Kadınlar kazanıyor erkekler bakıyor

Son iki haftada kadın sporuyla seviniyoruz ve heyecanlanıyoruz. Avrupa’nın zirvesine oynuyor Türk takımları. Kah kupayı kazanıyor kah final oynuyor. Milli takımlar desen Olimpiyatlar’ın eşiğinde. Bireysel sporcular dünya ve Avrupa şampiyonalarında madalya peşinde. İşte Türkiye’nin sporda lokomotifi haline gelen kadın sporunun başarı sırları.
------------------------------------
| Verilen görev 1 |
Blok 1'deki tüm girdileri düzenleyin: "capacitor" ifadesinin her geçtiği yere "kondansatör" yazın, satırların geri kalanını değiştirmeyin.
------------------------------------
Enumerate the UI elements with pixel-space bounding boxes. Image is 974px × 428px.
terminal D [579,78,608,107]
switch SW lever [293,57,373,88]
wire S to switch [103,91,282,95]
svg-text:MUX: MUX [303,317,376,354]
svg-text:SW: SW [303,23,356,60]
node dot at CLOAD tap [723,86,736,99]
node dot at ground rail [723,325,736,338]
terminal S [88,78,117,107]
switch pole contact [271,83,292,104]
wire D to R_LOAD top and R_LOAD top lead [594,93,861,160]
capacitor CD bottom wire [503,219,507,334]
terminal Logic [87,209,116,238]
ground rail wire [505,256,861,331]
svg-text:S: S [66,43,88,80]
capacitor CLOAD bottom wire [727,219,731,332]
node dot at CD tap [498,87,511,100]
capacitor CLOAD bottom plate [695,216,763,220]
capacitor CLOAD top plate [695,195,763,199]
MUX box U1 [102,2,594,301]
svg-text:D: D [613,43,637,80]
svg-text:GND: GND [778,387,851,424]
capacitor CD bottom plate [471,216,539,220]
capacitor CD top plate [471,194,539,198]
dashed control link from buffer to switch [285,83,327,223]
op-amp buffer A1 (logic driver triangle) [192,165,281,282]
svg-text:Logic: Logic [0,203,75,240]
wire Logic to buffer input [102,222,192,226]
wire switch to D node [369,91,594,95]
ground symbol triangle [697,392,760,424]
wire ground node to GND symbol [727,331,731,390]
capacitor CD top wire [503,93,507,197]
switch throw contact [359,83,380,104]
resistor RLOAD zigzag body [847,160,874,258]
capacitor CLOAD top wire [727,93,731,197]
------------------------------------
| Verilen görev 2 |
Seçilen metne göre Türkiye'de sporun lokomotifi haline gelen nedir?

| Doğru sonuç 1 |
Enumerate the UI elements with pixel-space bounding boxes. Image is 974px × 428px.
terminal D [579,78,608,107]
switch SW lever [293,57,373,88]
wire S to switch [103,91,282,95]
svg-text:MUX: MUX [303,317,376,354]
svg-text:SW: SW [303,23,356,60]
node dot at CLOAD tap [723,86,736,99]
node dot at ground rail [723,325,736,338]
terminal S [88,78,117,107]
switch pole contact [271,83,292,104]
wire D to R_LOAD top and R_LOAD top lead [594,93,861,160]
kondansatör CD bottom wire [503,219,507,334]
terminal Logic [87,209,116,238]
ground rail wire [505,256,861,331]
svg-text:S: S [66,43,88,80]
kondansatör CLOAD bottom wire [727,219,731,332]
node dot at CD tap [498,87,511,100]
kondansatör CLOAD bottom plate [695,216,763,220]
kondansatör CLOAD top plate [695,195,763,199]
MUX box U1 [102,2,594,301]
svg-text:D: D [613,43,637,80]
svg-text:GND: GND [778,387,851,424]
kondansatör CD bottom plate [471,216,539,220]
kondansatör CD top plate [471,194,539,198]
dashed control link from buffer to switch [285,83,327,223]
op-amp buffer A1 (logic driver triangle) [192,165,281,282]
svg-text:Logic: Logic [0,203,75,240]
wire Logic to buffer input [102,222,192,226]
wire switch to D node [369,91,594,95]
ground symbol triangle [697,392,760,424]
wire ground node to GND symbol [727,331,731,390]
kondansatör CD top wire [503,93,507,197]
switch throw contact [359,83,380,104]
resistor RLOAD zigzag body [847,160,874,258]
kondansatör CLOAD top wire [727,93,731,197]

| Doğru sonuç 2 |
Kadın sporu.